→ Information supplied:

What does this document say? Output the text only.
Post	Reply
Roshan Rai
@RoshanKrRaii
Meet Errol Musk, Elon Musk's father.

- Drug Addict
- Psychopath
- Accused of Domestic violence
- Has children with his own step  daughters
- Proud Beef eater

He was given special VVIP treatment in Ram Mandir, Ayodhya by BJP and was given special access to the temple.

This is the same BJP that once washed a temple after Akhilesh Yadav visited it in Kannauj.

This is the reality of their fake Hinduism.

→ What you are asked to do:
Read the entries and select each line where the word "temple" is found.

→ Exercise solution:
He was given special VVIP treatment in Ram Mandir, Ayodhya by BJP and was given special access to the temple.
This is the same BJP that once washed a temple after Akhilesh Yadav visited it in Kannauj.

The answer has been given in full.